* BEGIN Provided material *

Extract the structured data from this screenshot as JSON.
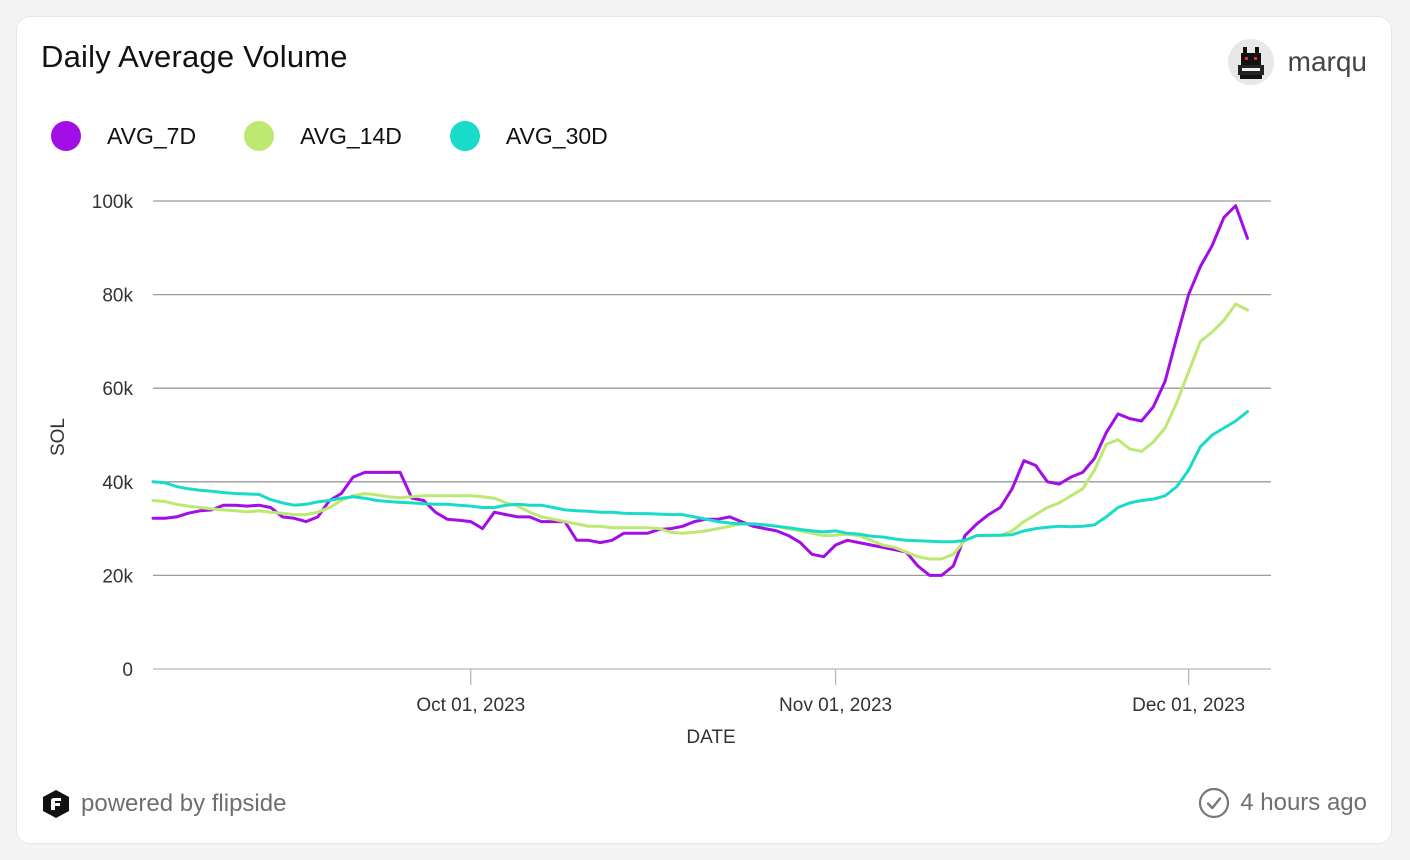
{
  "card": {
    "title": "Daily Average Volume",
    "user": "marqu",
    "avatar_icon": "pixel-cat-avatar-icon"
  },
  "footer": {
    "powered_by": "powered by flipside",
    "logo_icon": "flipside-logo-icon",
    "updated": "4 hours ago",
    "updated_icon": "check-circle-icon"
  },
  "colors": {
    "avg_7d": "#a20ee6",
    "avg_14d": "#bde872",
    "avg_30d": "#19dcc8",
    "grid": "#9a9a9a",
    "axis": "#b8b8b8"
  },
  "chart_data": {
    "type": "line",
    "title": "Daily Average Volume",
    "xlabel": "DATE",
    "ylabel": "SOL",
    "ylim": [
      0,
      100000
    ],
    "yticks": [
      0,
      20000,
      40000,
      60000,
      80000,
      100000
    ],
    "ytick_labels": [
      "0",
      "20k",
      "40k",
      "60k",
      "80k",
      "100k"
    ],
    "x_start": "2023-09-04",
    "x_end": "2023-12-08",
    "xticks": [
      {
        "date": "2023-10-01",
        "label": "Oct 01, 2023"
      },
      {
        "date": "2023-11-01",
        "label": "Nov 01, 2023"
      },
      {
        "date": "2023-12-01",
        "label": "Dec 01, 2023"
      }
    ],
    "grid": true,
    "legend": "top-left",
    "series": [
      {
        "name": "AVG_7D",
        "key": "avg_7d",
        "values": [
          32200,
          32200,
          32500,
          33300,
          33800,
          34000,
          35000,
          35000,
          34800,
          35000,
          34500,
          32500,
          32200,
          31500,
          32500,
          36000,
          37500,
          41000,
          42000,
          42000,
          42000,
          42000,
          36500,
          36000,
          33500,
          32000,
          31800,
          31500,
          30000,
          33500,
          33000,
          32500,
          32500,
          31500,
          31500,
          31500,
          27500,
          27500,
          27000,
          27500,
          29000,
          29000,
          29000,
          29800,
          30000,
          30500,
          31500,
          32000,
          32000,
          32500,
          31500,
          30500,
          30000,
          29500,
          28500,
          27000,
          24500,
          24000,
          26500,
          27500,
          27000,
          26500,
          26000,
          25500,
          25000,
          22000,
          20000,
          20000,
          22000,
          28500,
          31000,
          33000,
          34500,
          38500,
          44500,
          43500,
          40000,
          39500,
          41000,
          42000,
          45000,
          50500,
          54500,
          53500,
          53000,
          56000,
          61500,
          71000,
          80000,
          86000,
          90500,
          96500,
          99000,
          92000
        ]
      },
      {
        "name": "AVG_14D",
        "key": "avg_14d",
        "values": [
          36000,
          35800,
          35200,
          34800,
          34500,
          34200,
          34000,
          33800,
          33600,
          33800,
          33500,
          33300,
          33000,
          33000,
          33500,
          34500,
          36000,
          37000,
          37500,
          37200,
          36800,
          36600,
          36800,
          37000,
          37000,
          37000,
          37000,
          37000,
          36800,
          36500,
          35500,
          34800,
          33500,
          32500,
          32000,
          31500,
          31000,
          30500,
          30500,
          30200,
          30200,
          30200,
          30200,
          30000,
          29200,
          29000,
          29200,
          29500,
          30000,
          30500,
          31000,
          31000,
          30800,
          30500,
          30000,
          29500,
          29000,
          28500,
          28600,
          28800,
          28500,
          27500,
          26500,
          26000,
          25000,
          24000,
          23500,
          23500,
          24500,
          27500,
          28500,
          28500,
          28500,
          29500,
          31500,
          33000,
          34500,
          35500,
          37000,
          38500,
          42500,
          48000,
          49000,
          47000,
          46500,
          48500,
          51500,
          57000,
          63500,
          70000,
          72000,
          74500,
          78000,
          76700
        ]
      },
      {
        "name": "AVG_30D",
        "key": "avg_30d",
        "values": [
          40000,
          39800,
          39000,
          38500,
          38200,
          38000,
          37700,
          37500,
          37400,
          37300,
          36200,
          35500,
          35000,
          35200,
          35700,
          36000,
          36500,
          36800,
          36500,
          36000,
          35800,
          35600,
          35500,
          35300,
          35200,
          35200,
          35000,
          34800,
          34500,
          34500,
          35000,
          35200,
          35000,
          35000,
          34500,
          34000,
          33800,
          33700,
          33500,
          33500,
          33300,
          33200,
          33200,
          33100,
          33000,
          33000,
          32500,
          32000,
          31500,
          31200,
          31000,
          31000,
          30800,
          30500,
          30200,
          29800,
          29500,
          29300,
          29500,
          29000,
          28800,
          28400,
          28200,
          27800,
          27500,
          27400,
          27300,
          27200,
          27200,
          27500,
          28500,
          28600,
          28600,
          28700,
          29500,
          30000,
          30300,
          30500,
          30400,
          30500,
          30800,
          32500,
          34500,
          35500,
          36000,
          36300,
          37000,
          39000,
          42500,
          47500,
          50000,
          51500,
          53000,
          55000
        ]
      }
    ]
  }
}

* END Provided material *

### Work required
Without including any picture, retype the entries exactly.

### Final result
Extract the structured data from this screenshot as JSON.
{
  "card": {
    "title": "Daily Average Volume",
    "user": "marqu",
    "avatar_icon": "pixel-cat-avatar-icon"
  },
  "footer": {
    "powered_by": "powered by flipside",
    "logo_icon": "flipside-logo-icon",
    "updated": "4 hours ago",
    "updated_icon": "check-circle-icon"
  },
  "colors": {
    "avg_7d": "#a20ee6",
    "avg_14d": "#bde872",
    "avg_30d": "#19dcc8",
    "grid": "#9a9a9a",
    "axis": "#b8b8b8"
  },
  "chart_data": {
    "type": "line",
    "title": "Daily Average Volume",
    "xlabel": "DATE",
    "ylabel": "SOL",
    "ylim": [
      0,
      100000
    ],
    "yticks": [
      0,
      20000,
      40000,
      60000,
      80000,
      100000
    ],
    "ytick_labels": [
      "0",
      "20k",
      "40k",
      "60k",
      "80k",
      "100k"
    ],
    "x_start": "2023-09-04",
    "x_end": "2023-12-08",
    "xticks": [
      {
        "date": "2023-10-01",
        "label": "Oct 01, 2023"
      },
      {
        "date": "2023-11-01",
        "label": "Nov 01, 2023"
      },
      {
        "date": "2023-12-01",
        "label": "Dec 01, 2023"
      }
    ],
    "grid": true,
    "legend": "top-left",
    "series": [
      {
        "name": "AVG_7D",
        "key": "avg_7d",
        "values": [
          32200,
          32200,
          32500,
          33300,
          33800,
          34000,
          35000,
          35000,
          34800,
          35000,
          34500,
          32500,
          32200,
          31500,
          32500,
          36000,
          37500,
          41000,
          42000,
          42000,
          42000,
          42000,
          36500,
          36000,
          33500,
          32000,
          31800,
          31500,
          30000,
          33500,
          33000,
          32500,
          32500,
          31500,
          31500,
          31500,
          27500,
          27500,
          27000,
          27500,
          29000,
          29000,
          29000,
          29800,
          30000,
          30500,
          31500,
          32000,
          32000,
          32500,
          31500,
          30500,
          30000,
          29500,
          28500,
          27000,
          24500,
          24000,
          26500,
          27500,
          27000,
          26500,
          26000,
          25500,
          25000,
          22000,
          20000,
          20000,
          22000,
          28500,
          31000,
          33000,
          34500,
          38500,
          44500,
          43500,
          40000,
          39500,
          41000,
          42000,
          45000,
          50500,
          54500,
          53500,
          53000,
          56000,
          61500,
          71000,
          80000,
          86000,
          90500,
          96500,
          99000,
          92000
        ]
      },
      {
        "name": "AVG_14D",
        "key": "avg_14d",
        "values": [
          36000,
          35800,
          35200,
          34800,
          34500,
          34200,
          34000,
          33800,
          33600,
          33800,
          33500,
          33300,
          33000,
          33000,
          33500,
          34500,
          36000,
          37000,
          37500,
          37200,
          36800,
          36600,
          36800,
          37000,
          37000,
          37000,
          37000,
          37000,
          36800,
          36500,
          35500,
          34800,
          33500,
          32500,
          32000,
          31500,
          31000,
          30500,
          30500,
          30200,
          30200,
          30200,
          30200,
          30000,
          29200,
          29000,
          29200,
          29500,
          30000,
          30500,
          31000,
          31000,
          30800,
          30500,
          30000,
          29500,
          29000,
          28500,
          28600,
          28800,
          28500,
          27500,
          26500,
          26000,
          25000,
          24000,
          23500,
          23500,
          24500,
          27500,
          28500,
          28500,
          28500,
          29500,
          31500,
          33000,
          34500,
          35500,
          37000,
          38500,
          42500,
          48000,
          49000,
          47000,
          46500,
          48500,
          51500,
          57000,
          63500,
          70000,
          72000,
          74500,
          78000,
          76700
        ]
      },
      {
        "name": "AVG_30D",
        "key": "avg_30d",
        "values": [
          40000,
          39800,
          39000,
          38500,
          38200,
          38000,
          37700,
          37500,
          37400,
          37300,
          36200,
          35500,
          35000,
          35200,
          35700,
          36000,
          36500,
          36800,
          36500,
          36000,
          35800,
          35600,
          35500,
          35300,
          35200,
          35200,
          35000,
          34800,
          34500,
          34500,
          35000,
          35200,
          35000,
          35000,
          34500,
          34000,
          33800,
          33700,
          33500,
          33500,
          33300,
          33200,
          33200,
          33100,
          33000,
          33000,
          32500,
          32000,
          31500,
          31200,
          31000,
          31000,
          30800,
          30500,
          30200,
          29800,
          29500,
          29300,
          29500,
          29000,
          28800,
          28400,
          28200,
          27800,
          27500,
          27400,
          27300,
          27200,
          27200,
          27500,
          28500,
          28600,
          28600,
          28700,
          29500,
          30000,
          30300,
          30500,
          30400,
          30500,
          30800,
          32500,
          34500,
          35500,
          36000,
          36300,
          37000,
          39000,
          42500,
          47500,
          50000,
          51500,
          53000,
          55000
        ]
      }
    ]
  }
}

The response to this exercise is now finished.